» **What is expected**
Set down the whole listing verbatim.

-- BEGIN --

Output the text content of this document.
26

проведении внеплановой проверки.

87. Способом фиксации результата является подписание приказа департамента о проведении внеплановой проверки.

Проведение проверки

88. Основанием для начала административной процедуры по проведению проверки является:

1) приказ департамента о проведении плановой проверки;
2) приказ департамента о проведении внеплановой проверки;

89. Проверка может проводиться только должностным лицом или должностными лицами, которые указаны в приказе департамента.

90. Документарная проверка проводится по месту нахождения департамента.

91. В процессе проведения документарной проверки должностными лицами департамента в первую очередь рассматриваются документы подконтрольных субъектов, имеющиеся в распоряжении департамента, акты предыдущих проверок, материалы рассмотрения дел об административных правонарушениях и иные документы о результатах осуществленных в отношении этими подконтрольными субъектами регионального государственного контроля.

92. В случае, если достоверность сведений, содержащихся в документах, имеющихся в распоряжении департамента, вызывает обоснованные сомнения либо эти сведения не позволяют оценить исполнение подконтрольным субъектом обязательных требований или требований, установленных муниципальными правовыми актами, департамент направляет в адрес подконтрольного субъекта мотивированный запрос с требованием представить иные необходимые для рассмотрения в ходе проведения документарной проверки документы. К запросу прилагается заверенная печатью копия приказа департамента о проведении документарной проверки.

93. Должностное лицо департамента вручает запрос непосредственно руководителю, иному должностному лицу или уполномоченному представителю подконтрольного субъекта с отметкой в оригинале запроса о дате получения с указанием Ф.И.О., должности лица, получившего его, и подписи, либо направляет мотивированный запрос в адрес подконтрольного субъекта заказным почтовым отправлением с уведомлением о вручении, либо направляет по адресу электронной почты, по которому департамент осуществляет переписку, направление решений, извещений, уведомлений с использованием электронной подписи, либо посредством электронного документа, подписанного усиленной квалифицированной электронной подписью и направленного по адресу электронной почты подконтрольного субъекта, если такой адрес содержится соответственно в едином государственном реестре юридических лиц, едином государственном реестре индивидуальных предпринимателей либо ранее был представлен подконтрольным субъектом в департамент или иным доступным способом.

-- END --

» **Answer to this problem**
Output the text content of this document.
26

проведении внеплановой проверки.

87. Способом фиксации результата является подписание приказа департамента о проведении внеплановой проверки.

Проведение проверки

88. Основанием для начала административной процедуры по проведению проверки является:

1) приказ департамента о проведении плановой проверки;
2) приказ департамента о проведении внеплановой проверки;

89. Проверка может проводиться только должностным лицом или должностными лицами, которые указаны в приказе департамента.

90. Документарная проверка проводится по месту нахождения департамента.

91. В процессе проведения документарной проверки должностными лицами департамента в первую очередь рассматриваются документы подконтрольных субъектов, имеющиеся в распоряжении департамента, акты предыдущих проверок, материалы рассмотрения дел об административных правонарушениях и иные документы о результатах осуществленных в отношении этими подконтрольными субъектами регионального государственного контроля.

92. В случае, если достоверность сведений, содержащихся в документах, имеющихся в распоряжении департамента, вызывает обоснованные сомнения либо эти сведения не позволяют оценить исполнение подконтрольным субъектом обязательных требований или требований, установленных муниципальными правовыми актами, департамент направляет в адрес подконтрольного субъекта мотивированный запрос с требованием представить иные необходимые для рассмотрения в ходе проведения документарной проверки документы. К запросу прилагается заверенная печатью копия приказа департамента о проведении документарной проверки.

93. Должностное лицо департамента вручает запрос непосредственно руководителю, иному должностному лицу или уполномоченному представителю подконтрольного субъекта с отметкой в оригинале запроса о дате получения с указанием Ф.И.О., должности лица, получившего его, и подписи, либо направляет мотивированный запрос в адрес подконтрольного субъекта заказным почтовым отправлением с уведомлением о вручении, либо направляет по адресу электронной почты, по которому департамент осуществляет переписку, направление решений, извещений, уведомлений с использованием электронной подписи, либо посредством электронного документа, подписанного усиленной квалифицированной электронной подписью и направленного по адресу электронной почты подконтрольного субъекта, если такой адрес содержится соответственно в едином государственном реестре юридических лиц, едином государственном реестре индивидуальных предпринимателей либо ранее был представлен подконтрольным субъектом в департамент или иным доступным способом.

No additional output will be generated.